§ TASK DIRECTIONS:
Print every one of the items below word for word, without changing anything.

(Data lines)

# # # #

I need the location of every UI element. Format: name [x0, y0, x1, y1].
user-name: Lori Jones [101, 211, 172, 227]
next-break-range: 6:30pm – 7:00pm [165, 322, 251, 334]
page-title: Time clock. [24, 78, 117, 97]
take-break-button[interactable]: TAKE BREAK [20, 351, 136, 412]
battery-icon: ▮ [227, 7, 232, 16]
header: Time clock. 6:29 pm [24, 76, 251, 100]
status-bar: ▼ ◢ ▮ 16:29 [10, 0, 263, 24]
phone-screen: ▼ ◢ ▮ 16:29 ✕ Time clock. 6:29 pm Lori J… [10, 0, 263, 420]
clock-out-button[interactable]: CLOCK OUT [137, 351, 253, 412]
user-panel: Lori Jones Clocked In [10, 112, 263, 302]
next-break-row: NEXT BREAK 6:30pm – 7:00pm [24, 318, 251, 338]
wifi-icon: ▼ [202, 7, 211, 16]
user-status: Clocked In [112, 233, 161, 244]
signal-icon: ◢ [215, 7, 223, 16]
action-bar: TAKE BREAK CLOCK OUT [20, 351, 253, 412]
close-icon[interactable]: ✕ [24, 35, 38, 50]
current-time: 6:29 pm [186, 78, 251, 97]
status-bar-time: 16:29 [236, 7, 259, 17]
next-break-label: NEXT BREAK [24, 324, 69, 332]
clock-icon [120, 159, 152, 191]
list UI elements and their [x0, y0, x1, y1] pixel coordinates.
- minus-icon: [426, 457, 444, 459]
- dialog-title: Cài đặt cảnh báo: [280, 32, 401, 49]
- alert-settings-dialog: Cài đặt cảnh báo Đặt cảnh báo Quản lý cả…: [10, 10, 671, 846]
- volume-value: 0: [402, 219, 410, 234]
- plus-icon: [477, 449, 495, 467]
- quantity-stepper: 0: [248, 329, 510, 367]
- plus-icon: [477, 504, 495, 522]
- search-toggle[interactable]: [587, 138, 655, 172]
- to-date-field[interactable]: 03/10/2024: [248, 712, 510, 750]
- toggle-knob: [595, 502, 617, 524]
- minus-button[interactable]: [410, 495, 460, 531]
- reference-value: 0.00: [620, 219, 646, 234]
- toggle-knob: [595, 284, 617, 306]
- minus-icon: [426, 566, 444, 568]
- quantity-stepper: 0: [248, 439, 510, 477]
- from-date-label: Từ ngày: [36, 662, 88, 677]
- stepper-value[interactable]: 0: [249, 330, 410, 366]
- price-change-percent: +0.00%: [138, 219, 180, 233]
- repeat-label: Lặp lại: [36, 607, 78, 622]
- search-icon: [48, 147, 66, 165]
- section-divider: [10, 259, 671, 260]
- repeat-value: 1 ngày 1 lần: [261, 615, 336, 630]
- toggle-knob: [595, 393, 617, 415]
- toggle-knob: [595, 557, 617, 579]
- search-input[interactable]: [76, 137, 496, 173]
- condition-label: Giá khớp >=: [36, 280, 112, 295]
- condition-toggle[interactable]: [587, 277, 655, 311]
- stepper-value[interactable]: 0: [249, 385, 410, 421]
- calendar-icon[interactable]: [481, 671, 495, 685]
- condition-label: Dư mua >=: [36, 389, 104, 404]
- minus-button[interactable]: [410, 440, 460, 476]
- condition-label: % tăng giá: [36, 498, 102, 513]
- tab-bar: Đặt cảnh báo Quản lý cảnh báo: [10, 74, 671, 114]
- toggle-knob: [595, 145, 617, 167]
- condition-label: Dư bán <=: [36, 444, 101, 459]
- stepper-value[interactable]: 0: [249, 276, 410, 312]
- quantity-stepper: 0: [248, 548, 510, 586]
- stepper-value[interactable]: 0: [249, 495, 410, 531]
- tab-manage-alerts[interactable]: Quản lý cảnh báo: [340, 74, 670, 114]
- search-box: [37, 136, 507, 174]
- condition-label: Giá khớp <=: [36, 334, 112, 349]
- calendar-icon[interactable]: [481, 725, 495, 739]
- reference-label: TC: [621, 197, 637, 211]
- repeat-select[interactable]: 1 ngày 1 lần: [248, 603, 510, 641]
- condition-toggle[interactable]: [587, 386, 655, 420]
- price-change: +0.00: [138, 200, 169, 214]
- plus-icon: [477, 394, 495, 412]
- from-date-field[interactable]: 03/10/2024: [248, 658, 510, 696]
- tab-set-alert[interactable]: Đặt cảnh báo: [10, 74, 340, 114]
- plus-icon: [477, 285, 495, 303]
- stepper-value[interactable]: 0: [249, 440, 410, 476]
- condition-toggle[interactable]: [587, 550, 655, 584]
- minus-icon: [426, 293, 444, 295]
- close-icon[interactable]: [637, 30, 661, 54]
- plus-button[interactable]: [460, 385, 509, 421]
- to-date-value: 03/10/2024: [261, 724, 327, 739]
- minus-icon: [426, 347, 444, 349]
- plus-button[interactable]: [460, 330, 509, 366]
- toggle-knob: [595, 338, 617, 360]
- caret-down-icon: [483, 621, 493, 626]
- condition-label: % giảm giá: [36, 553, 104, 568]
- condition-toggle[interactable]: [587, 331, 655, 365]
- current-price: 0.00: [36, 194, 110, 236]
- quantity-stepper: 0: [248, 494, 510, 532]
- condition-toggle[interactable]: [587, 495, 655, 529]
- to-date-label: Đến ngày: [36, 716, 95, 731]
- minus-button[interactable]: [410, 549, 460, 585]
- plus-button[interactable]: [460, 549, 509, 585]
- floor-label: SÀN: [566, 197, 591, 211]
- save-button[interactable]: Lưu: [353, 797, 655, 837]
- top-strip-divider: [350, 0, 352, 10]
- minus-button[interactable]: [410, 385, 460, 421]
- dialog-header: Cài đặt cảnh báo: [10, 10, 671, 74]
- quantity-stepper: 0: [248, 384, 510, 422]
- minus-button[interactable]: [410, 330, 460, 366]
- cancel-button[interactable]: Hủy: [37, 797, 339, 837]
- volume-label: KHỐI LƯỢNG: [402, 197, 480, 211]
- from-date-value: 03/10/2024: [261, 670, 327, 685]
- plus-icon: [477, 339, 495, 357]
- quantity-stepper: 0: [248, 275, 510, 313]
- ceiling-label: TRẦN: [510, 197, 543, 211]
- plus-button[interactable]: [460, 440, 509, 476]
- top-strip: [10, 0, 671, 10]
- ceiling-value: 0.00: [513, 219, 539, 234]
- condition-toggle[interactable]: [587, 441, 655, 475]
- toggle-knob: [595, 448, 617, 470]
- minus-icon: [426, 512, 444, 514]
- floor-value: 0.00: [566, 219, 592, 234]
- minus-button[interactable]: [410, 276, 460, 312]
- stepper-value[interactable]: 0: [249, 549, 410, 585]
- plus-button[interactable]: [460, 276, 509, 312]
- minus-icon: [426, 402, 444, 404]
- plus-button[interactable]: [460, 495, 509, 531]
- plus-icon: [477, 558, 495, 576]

# # # #

§ EXERCISE SOLUTION:
I need the location of every UI element. Format: name [x0, y0, x1, y1].
user-name: Lori Jones [101, 211, 172, 227]
next-break-range: 6:30pm – 7:00pm [165, 322, 251, 334]
page-title: Time clock. [24, 78, 117, 97]
take-break-button[interactable]: TAKE BREAK [20, 351, 136, 412]
battery-icon: ▮ [227, 7, 232, 16]
header: Time clock. 6:29 pm [24, 76, 251, 100]
status-bar: ▼ ◢ ▮ 16:29 [10, 0, 263, 24]
phone-screen: ▼ ◢ ▮ 16:29 ✕ Time clock. 6:29 pm Lori J… [10, 0, 263, 420]
clock-out-button[interactable]: CLOCK OUT [137, 351, 253, 412]
user-panel: Lori Jones Clocked In [10, 112, 263, 302]
next-break-row: NEXT BREAK 6:30pm – 7:00pm [24, 318, 251, 338]
wifi-icon: ▼ [202, 7, 211, 16]
user-status: Clocked In [112, 233, 161, 244]
signal-icon: ◢ [215, 7, 223, 16]
action-bar: TAKE BREAK CLOCK OUT [20, 351, 253, 412]
close-icon[interactable]: ✕ [24, 35, 38, 50]
current-time: 6:29 pm [186, 78, 251, 97]
status-bar-time: 16:29 [236, 7, 259, 17]
next-break-label: NEXT BREAK [24, 324, 69, 332]
clock-icon [120, 159, 152, 191]
list UI elements and their [x0, y0, x1, y1] pixel coordinates.
- minus-icon: [426, 457, 444, 459]
- dialog-title: Cài đặt cảnh báo: [280, 32, 401, 49]
- alert-settings-dialog: Cài đặt cảnh báo Đặt cảnh báo Quản lý cả…: [10, 10, 671, 846]
- volume-value: 0: [402, 219, 410, 234]
- plus-icon: [477, 449, 495, 467]
- quantity-stepper: 0: [248, 329, 510, 367]
- plus-icon: [477, 504, 495, 522]
- search-toggle[interactable]: [587, 138, 655, 172]
- to-date-field[interactable]: 03/10/2024: [248, 712, 510, 750]
- toggle-knob: [595, 502, 617, 524]
- minus-button[interactable]: [410, 495, 460, 531]
- reference-value: 0.00: [620, 219, 646, 234]
- toggle-knob: [595, 284, 617, 306]
- minus-icon: [426, 566, 444, 568]
- quantity-stepper: 0: [248, 439, 510, 477]
- from-date-label: Từ ngày: [36, 662, 88, 677]
- stepper-value[interactable]: 0: [249, 330, 410, 366]
- price-change-percent: +0.00%: [138, 219, 180, 233]
- repeat-label: Lặp lại: [36, 607, 78, 622]
- search-icon: [48, 147, 66, 165]
- section-divider: [10, 259, 671, 260]
- repeat-value: 1 ngày 1 lần: [261, 615, 336, 630]
- toggle-knob: [595, 393, 617, 415]
- toggle-knob: [595, 557, 617, 579]
- search-input[interactable]: [76, 137, 496, 173]
- condition-label: Giá khớp >=: [36, 280, 112, 295]
- condition-toggle[interactable]: [587, 277, 655, 311]
- stepper-value[interactable]: 0: [249, 385, 410, 421]
- calendar-icon[interactable]: [481, 671, 495, 685]
- condition-label: Dư mua >=: [36, 389, 104, 404]
- minus-button[interactable]: [410, 440, 460, 476]
- condition-label: % tăng giá: [36, 498, 102, 513]
- tab-bar: Đặt cảnh báo Quản lý cảnh báo: [10, 74, 671, 114]
- toggle-knob: [595, 145, 617, 167]
- condition-label: Dư bán <=: [36, 444, 101, 459]
- stepper-value[interactable]: 0: [249, 276, 410, 312]
- quantity-stepper: 0: [248, 548, 510, 586]
- stepper-value[interactable]: 0: [249, 495, 410, 531]
- tab-manage-alerts[interactable]: Quản lý cảnh báo: [340, 74, 670, 114]
- search-box: [37, 136, 507, 174]
- condition-label: Giá khớp <=: [36, 334, 112, 349]
- calendar-icon[interactable]: [481, 725, 495, 739]
- reference-label: TC: [621, 197, 637, 211]
- repeat-select[interactable]: 1 ngày 1 lần: [248, 603, 510, 641]
- condition-toggle[interactable]: [587, 386, 655, 420]
- price-change: +0.00: [138, 200, 169, 214]
- plus-icon: [477, 394, 495, 412]
- from-date-field[interactable]: 03/10/2024: [248, 658, 510, 696]
- tab-set-alert[interactable]: Đặt cảnh báo: [10, 74, 340, 114]
- plus-icon: [477, 285, 495, 303]
- stepper-value[interactable]: 0: [249, 440, 410, 476]
- condition-toggle[interactable]: [587, 550, 655, 584]
- minus-icon: [426, 293, 444, 295]
- close-icon[interactable]: [637, 30, 661, 54]
- plus-button[interactable]: [460, 385, 509, 421]
- to-date-value: 03/10/2024: [261, 724, 327, 739]
- minus-icon: [426, 347, 444, 349]
- plus-button[interactable]: [460, 330, 509, 366]
- toggle-knob: [595, 338, 617, 360]
- caret-down-icon: [483, 621, 493, 626]
- condition-label: % giảm giá: [36, 553, 104, 568]
- condition-toggle[interactable]: [587, 331, 655, 365]
- current-price: 0.00: [36, 194, 110, 236]
- quantity-stepper: 0: [248, 494, 510, 532]
- condition-toggle[interactable]: [587, 495, 655, 529]
- to-date-label: Đến ngày: [36, 716, 95, 731]
- minus-button[interactable]: [410, 549, 460, 585]
- plus-button[interactable]: [460, 549, 509, 585]
- floor-label: SÀN: [566, 197, 591, 211]
- save-button[interactable]: Lưu: [353, 797, 655, 837]
- top-strip-divider: [350, 0, 352, 10]
- minus-button[interactable]: [410, 385, 460, 421]
- dialog-header: Cài đặt cảnh báo: [10, 10, 671, 74]
- quantity-stepper: 0: [248, 384, 510, 422]
- minus-button[interactable]: [410, 330, 460, 366]
- cancel-button[interactable]: Hủy: [37, 797, 339, 837]
- volume-label: KHỐI LƯỢNG: [402, 197, 480, 211]
- from-date-value: 03/10/2024: [261, 670, 327, 685]
- plus-icon: [477, 339, 495, 357]
- quantity-stepper: 0: [248, 275, 510, 313]
- ceiling-label: TRẦN: [510, 197, 543, 211]
- plus-button[interactable]: [460, 440, 509, 476]
- top-strip: [10, 0, 671, 10]
- ceiling-value: 0.00: [513, 219, 539, 234]
- condition-toggle[interactable]: [587, 441, 655, 475]
- toggle-knob: [595, 448, 617, 470]
- minus-icon: [426, 512, 444, 514]
- floor-value: 0.00: [566, 219, 592, 234]
- minus-button[interactable]: [410, 276, 460, 312]
- stepper-value[interactable]: 0: [249, 549, 410, 585]
- plus-button[interactable]: [460, 276, 509, 312]
- minus-icon: [426, 402, 444, 404]
- plus-button[interactable]: [460, 495, 509, 531]
- plus-icon: [477, 558, 495, 576]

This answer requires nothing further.